» **What you are asked to do**
Could you copy every line from the material below in which "Zachodniopomorskiego" appears?

#####

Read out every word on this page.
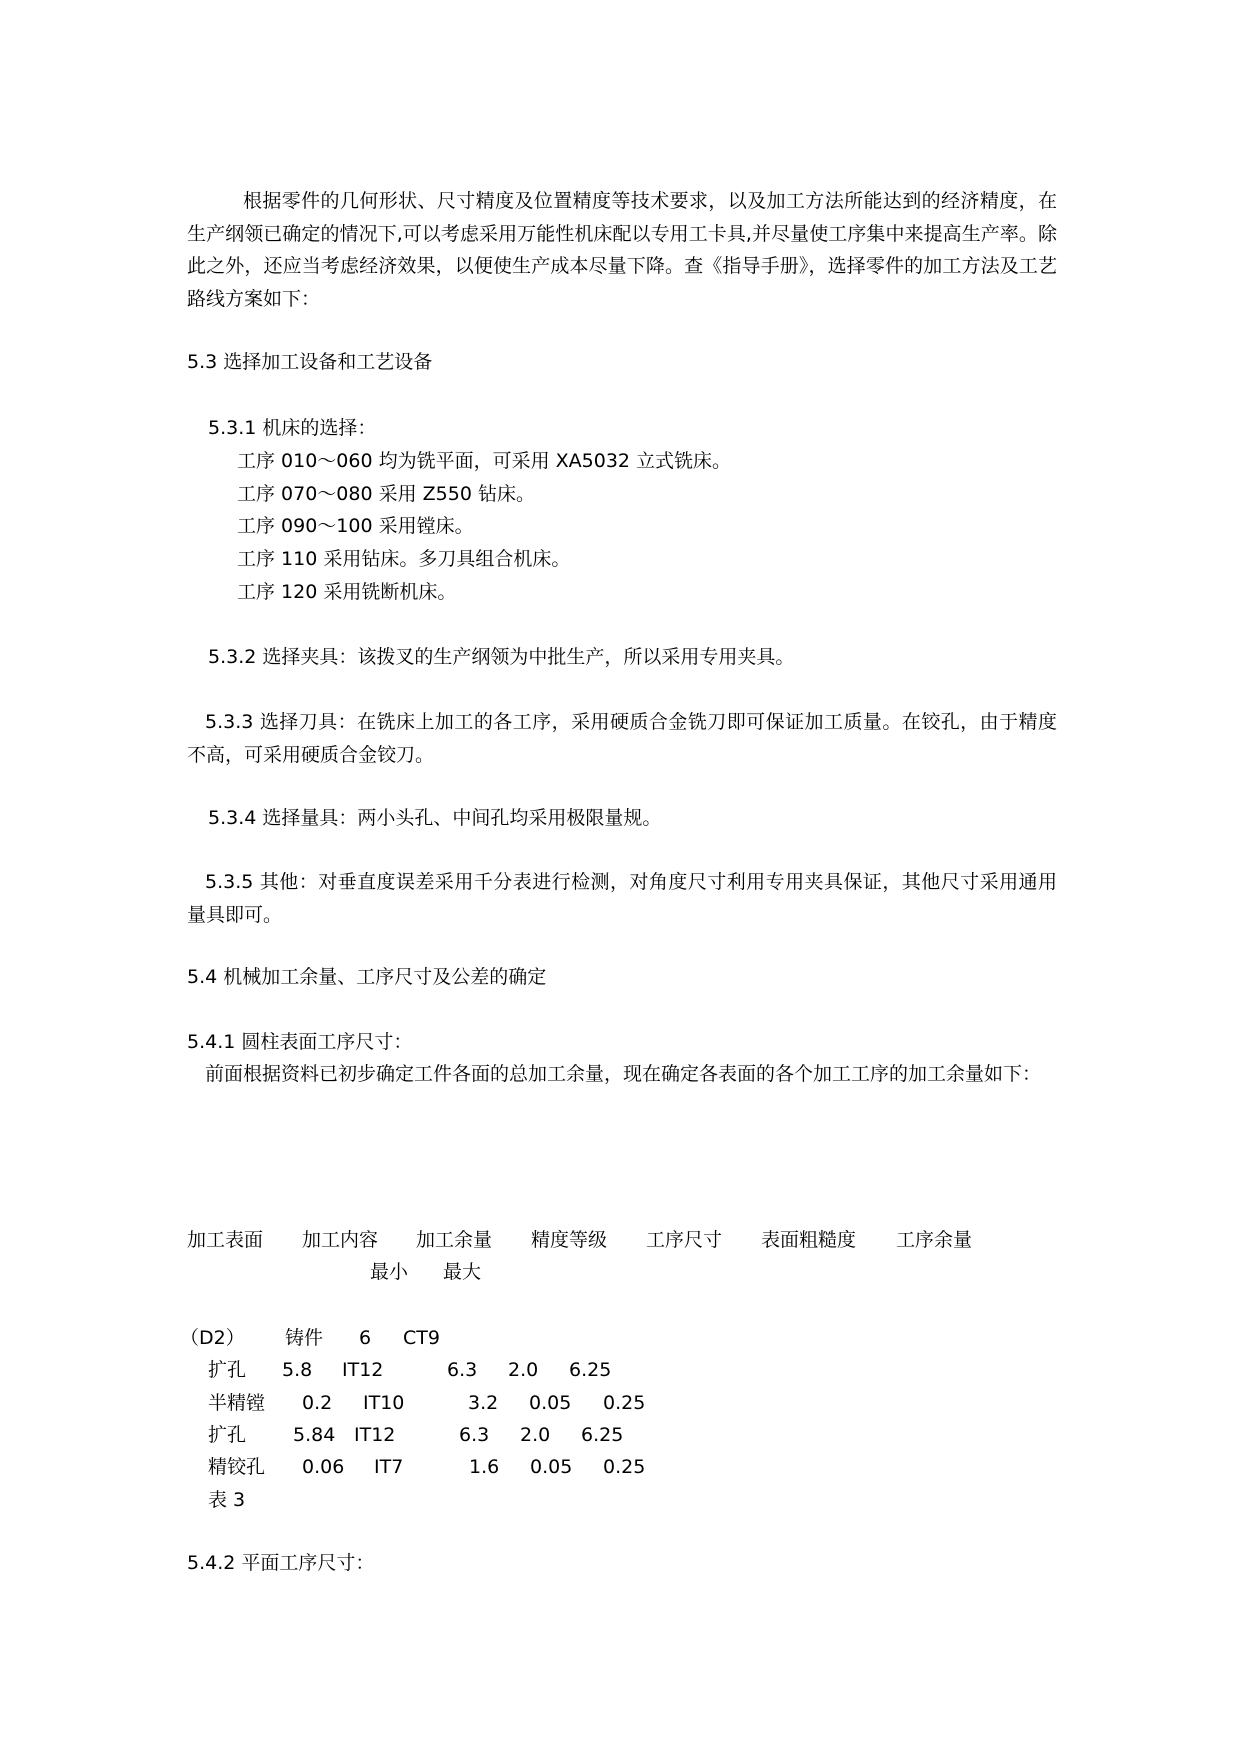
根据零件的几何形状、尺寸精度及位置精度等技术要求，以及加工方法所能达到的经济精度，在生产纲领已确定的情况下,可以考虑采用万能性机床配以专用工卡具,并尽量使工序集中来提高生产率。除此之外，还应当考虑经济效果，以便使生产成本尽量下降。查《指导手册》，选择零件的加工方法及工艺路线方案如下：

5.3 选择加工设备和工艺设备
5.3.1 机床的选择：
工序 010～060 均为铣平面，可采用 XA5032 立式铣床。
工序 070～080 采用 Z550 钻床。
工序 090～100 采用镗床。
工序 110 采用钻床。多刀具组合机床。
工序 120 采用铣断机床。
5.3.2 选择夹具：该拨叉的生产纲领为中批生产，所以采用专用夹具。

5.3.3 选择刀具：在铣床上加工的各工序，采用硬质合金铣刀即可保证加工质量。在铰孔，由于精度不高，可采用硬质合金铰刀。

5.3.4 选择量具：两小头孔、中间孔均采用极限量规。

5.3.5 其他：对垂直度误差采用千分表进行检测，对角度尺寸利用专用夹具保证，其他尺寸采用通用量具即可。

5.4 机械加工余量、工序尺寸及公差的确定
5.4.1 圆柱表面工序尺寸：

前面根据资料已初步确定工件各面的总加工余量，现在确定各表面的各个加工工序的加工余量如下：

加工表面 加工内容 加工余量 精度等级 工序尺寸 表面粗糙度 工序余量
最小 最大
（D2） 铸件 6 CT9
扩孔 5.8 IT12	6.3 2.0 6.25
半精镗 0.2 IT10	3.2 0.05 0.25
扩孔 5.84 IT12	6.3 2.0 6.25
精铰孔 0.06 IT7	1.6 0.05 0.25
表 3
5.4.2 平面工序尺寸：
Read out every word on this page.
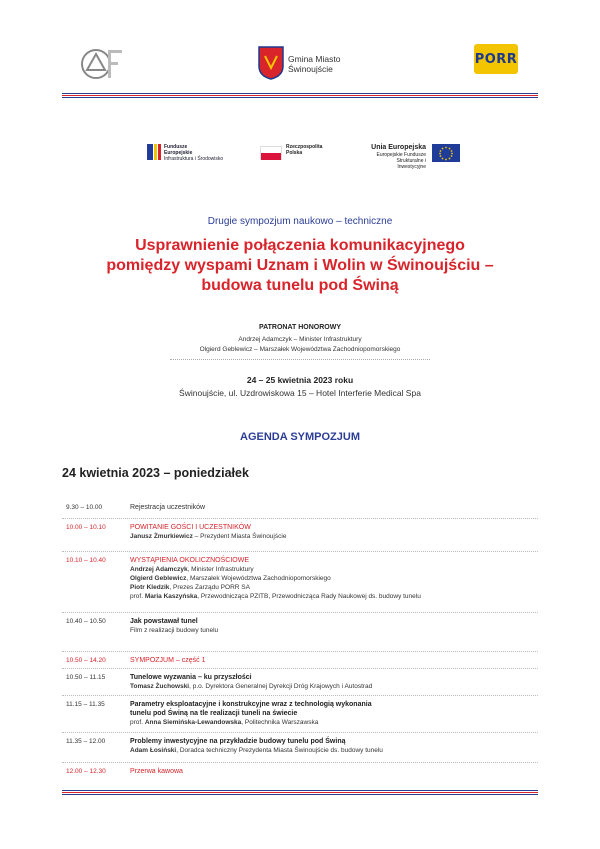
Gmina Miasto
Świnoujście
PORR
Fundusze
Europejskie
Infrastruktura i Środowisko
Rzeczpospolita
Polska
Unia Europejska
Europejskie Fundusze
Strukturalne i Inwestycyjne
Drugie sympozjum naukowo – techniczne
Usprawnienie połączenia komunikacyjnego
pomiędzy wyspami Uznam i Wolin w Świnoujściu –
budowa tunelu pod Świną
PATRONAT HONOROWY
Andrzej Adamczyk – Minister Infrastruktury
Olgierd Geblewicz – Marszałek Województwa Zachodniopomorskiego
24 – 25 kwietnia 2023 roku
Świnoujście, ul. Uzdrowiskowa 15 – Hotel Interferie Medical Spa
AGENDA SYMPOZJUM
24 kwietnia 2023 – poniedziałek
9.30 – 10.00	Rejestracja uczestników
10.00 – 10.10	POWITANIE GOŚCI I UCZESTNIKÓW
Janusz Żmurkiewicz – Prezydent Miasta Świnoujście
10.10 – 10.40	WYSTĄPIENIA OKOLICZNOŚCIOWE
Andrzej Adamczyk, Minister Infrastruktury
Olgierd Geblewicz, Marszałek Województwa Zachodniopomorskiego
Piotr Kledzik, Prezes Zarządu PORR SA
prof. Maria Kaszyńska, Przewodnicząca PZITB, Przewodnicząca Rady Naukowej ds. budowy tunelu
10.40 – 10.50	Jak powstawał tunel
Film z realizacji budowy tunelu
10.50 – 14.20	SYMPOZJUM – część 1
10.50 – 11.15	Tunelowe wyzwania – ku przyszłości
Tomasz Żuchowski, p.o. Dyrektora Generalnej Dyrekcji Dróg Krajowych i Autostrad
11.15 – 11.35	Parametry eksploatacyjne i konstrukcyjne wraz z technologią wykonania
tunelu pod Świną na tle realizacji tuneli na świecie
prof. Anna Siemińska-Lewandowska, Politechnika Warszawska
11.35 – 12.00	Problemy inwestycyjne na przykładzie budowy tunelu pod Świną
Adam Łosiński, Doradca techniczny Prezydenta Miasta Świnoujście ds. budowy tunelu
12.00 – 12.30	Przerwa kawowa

#####

» **The result**
Olgierd Geblewicz – Marszałek Województwa Zachodniopomorskiego
Olgierd Geblewicz, Marszałek Województwa Zachodniopomorskiego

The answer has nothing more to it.